— start Data listing —

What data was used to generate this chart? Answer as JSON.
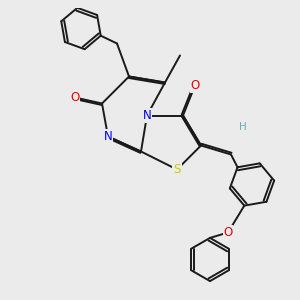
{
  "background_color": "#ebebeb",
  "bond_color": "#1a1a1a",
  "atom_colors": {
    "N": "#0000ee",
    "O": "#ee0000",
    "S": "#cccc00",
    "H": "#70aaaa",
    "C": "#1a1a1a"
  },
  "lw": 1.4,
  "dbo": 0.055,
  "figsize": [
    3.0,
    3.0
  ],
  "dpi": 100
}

— end Data listing —

Required task: Write out the entries again, exactly as given, skipping any images.

Answer for this exercise:
What data was used to generate this chart? Answer as JSON.
{
  "background_color": "#ebebeb",
  "bond_color": "#1a1a1a",
  "atom_colors": {
    "N": "#0000ee",
    "O": "#ee0000",
    "S": "#cccc00",
    "H": "#70aaaa",
    "C": "#1a1a1a"
  },
  "lw": 1.4,
  "dbo": 0.055,
  "figsize": [
    3.0,
    3.0
  ],
  "dpi": 100
}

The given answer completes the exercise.